PASSAGE GIVEN>
This is an automated email from the ASF dual-hosted git repository.
bschuchardt pushed a commit to branch support/1.13
in repository https://gitbox.apache.org/repos/asf/geode.git
The following commit(s) were added to refs/heads/support/1.13 by this push:
new 2eb66cc GEODE-8385: hang recovering from disk with cyclic
dependencies (#5403)
2eb66cc is described below
commit 2eb66cc795e3d08218a4cd32f96a4b47d64d116e
Author: Bruce Schuchardt <[email protected]>
AuthorDate: Wed Jul 29 07:58:39 2020 -0700
GEODE-8385: hang recovering from disk with cyclic dependencies (#5403)
* GEODE-8385: hang recovering from disk with cyclic dependencies
This restores the point at which we notify membership listeners of
departures. We used to do this (in 1.12 and earlier) when a ShutdownMessage
is received instead of waiting for a new membership view announcing the
departure.
Membership views can take some time to form and install, which can cause
persistent (disk store) views to be updated later than they used to be.
In the case of this ticket the disk store of one member was being
closed while another was shutting down. The member closing its disk
store did not see the view announcing that shutdown until most of its
disk store regions had closed their persistence advisors. This left the
disk store thinking that the other member was still up at the time it
was closed.
(cherry picked from commit 08316aa05198704d96aefc5497e483052c27a378)
---
.../ClusterDistributionManagerDUnitTest.java | 28 ++++++++
.../internal/ClusterDistributionManager.java | 76 ++++++++++------------
.../distributed/internal/StartupOperation.java | 1 -
.../internal/membership/gms/GMSMemberData.java | 4 +-
.../internal/membership/gms/GMSMembership.java | 6 +-
5 files changed, 69 insertions(+), 46 deletions(-)

[Items in a dataset]
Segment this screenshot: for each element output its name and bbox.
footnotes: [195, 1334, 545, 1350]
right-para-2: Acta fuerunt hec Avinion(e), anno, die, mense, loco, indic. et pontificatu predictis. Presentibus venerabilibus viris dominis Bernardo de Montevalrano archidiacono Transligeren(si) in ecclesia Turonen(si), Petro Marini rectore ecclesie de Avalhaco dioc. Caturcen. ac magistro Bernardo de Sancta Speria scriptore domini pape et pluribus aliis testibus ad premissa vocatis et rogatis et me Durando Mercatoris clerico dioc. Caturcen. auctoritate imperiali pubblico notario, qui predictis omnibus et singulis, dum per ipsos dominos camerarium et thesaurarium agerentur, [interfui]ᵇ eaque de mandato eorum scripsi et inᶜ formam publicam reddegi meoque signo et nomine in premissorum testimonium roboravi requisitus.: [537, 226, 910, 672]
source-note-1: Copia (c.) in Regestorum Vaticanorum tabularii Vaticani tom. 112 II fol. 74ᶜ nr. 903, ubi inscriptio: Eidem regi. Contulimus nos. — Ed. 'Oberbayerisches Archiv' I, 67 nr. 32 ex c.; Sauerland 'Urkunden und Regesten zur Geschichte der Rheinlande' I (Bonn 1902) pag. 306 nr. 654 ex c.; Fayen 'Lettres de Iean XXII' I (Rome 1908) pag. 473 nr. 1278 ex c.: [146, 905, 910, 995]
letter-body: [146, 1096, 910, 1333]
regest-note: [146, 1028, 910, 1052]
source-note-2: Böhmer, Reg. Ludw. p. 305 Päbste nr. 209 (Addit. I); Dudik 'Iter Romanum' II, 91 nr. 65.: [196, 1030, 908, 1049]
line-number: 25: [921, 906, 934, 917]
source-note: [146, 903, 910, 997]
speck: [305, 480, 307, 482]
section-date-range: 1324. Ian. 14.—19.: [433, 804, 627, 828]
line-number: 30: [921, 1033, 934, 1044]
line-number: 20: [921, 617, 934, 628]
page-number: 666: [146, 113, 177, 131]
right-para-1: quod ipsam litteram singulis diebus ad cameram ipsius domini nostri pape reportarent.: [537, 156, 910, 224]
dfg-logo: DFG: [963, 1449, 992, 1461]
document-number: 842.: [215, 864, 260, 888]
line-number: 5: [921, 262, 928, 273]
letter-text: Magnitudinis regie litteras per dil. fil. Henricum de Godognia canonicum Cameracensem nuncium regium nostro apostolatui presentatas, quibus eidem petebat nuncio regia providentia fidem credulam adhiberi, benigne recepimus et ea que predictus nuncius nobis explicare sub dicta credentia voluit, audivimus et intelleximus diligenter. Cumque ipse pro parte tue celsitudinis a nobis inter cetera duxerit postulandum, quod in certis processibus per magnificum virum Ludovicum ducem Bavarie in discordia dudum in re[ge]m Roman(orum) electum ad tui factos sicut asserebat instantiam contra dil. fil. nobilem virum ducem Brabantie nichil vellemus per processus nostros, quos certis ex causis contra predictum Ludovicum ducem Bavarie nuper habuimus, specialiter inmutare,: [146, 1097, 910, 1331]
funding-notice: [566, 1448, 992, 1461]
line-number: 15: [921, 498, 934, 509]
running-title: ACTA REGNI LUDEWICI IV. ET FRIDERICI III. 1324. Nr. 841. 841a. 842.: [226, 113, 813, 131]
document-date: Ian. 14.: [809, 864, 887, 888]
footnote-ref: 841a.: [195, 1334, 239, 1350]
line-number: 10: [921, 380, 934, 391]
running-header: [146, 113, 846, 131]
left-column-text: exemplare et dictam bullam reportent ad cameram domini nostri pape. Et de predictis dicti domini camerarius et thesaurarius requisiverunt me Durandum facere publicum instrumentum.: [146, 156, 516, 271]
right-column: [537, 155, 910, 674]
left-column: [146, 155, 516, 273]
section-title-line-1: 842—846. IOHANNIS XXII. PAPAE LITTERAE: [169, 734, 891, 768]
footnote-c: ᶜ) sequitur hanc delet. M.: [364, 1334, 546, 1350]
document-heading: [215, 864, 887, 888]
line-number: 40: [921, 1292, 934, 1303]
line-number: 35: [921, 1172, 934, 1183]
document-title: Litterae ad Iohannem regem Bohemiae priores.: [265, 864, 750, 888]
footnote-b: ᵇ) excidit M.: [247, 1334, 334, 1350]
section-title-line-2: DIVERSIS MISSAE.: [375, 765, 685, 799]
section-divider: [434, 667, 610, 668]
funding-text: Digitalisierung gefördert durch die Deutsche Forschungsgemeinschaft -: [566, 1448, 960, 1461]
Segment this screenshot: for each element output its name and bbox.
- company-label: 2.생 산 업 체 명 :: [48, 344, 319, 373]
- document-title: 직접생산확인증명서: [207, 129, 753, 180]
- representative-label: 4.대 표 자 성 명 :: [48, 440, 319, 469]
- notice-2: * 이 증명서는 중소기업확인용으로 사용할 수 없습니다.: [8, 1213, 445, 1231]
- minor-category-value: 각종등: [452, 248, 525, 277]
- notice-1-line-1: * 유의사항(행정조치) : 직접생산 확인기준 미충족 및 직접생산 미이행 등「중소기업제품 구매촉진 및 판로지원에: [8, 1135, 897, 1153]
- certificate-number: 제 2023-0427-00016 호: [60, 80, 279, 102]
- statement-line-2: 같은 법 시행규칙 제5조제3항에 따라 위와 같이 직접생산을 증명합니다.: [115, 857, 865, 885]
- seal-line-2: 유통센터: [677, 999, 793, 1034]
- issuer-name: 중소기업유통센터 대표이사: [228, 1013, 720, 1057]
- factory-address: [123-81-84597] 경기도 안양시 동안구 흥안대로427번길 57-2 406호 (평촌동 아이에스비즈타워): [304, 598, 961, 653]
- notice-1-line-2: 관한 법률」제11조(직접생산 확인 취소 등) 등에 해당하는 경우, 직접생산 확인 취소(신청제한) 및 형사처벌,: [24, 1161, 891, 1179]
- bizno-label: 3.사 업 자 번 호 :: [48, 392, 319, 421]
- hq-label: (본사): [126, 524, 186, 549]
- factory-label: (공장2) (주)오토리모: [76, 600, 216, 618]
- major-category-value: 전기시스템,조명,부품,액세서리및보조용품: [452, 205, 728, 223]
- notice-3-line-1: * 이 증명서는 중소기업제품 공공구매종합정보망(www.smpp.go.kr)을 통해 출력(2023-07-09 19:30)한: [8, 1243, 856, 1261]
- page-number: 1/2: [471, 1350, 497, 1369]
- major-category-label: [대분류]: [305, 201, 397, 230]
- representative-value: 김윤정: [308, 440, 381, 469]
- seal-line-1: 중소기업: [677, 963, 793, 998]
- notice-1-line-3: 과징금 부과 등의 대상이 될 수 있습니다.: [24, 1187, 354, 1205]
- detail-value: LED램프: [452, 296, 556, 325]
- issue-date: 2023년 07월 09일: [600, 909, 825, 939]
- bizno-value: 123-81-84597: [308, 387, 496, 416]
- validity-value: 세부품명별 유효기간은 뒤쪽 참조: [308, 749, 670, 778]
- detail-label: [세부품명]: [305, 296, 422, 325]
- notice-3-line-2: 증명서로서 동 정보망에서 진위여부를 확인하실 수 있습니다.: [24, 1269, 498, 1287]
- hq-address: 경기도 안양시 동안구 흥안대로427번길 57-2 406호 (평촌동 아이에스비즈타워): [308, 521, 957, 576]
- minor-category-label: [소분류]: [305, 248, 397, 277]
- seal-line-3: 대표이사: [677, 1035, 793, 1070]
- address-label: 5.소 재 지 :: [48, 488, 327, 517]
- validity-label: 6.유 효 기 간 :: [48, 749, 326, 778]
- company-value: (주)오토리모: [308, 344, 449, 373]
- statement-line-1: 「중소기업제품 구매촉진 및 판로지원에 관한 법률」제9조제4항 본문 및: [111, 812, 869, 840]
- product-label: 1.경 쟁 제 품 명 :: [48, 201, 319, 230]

PROBLEM 1>
According to the commit message, in which releases were membership listeners notified of departures when a ShutdownMessage was received?
PROBLEM 2>
Translate this sentence from the commit message into Spanish: "Membership views can take some time to form and install, which can cause persistent (disk store) views to be updated later than they used to be."
The data plays no part in this.

RESULT 1>
In 1.12 and earlier.

RESULT 2>
Las vistas de membresía pueden tardar algún tiempo en formarse e instalarse, lo que puede hacer que las vistas persistentes (del almacén en disco) se actualicen más tarde de lo que solían hacerlo.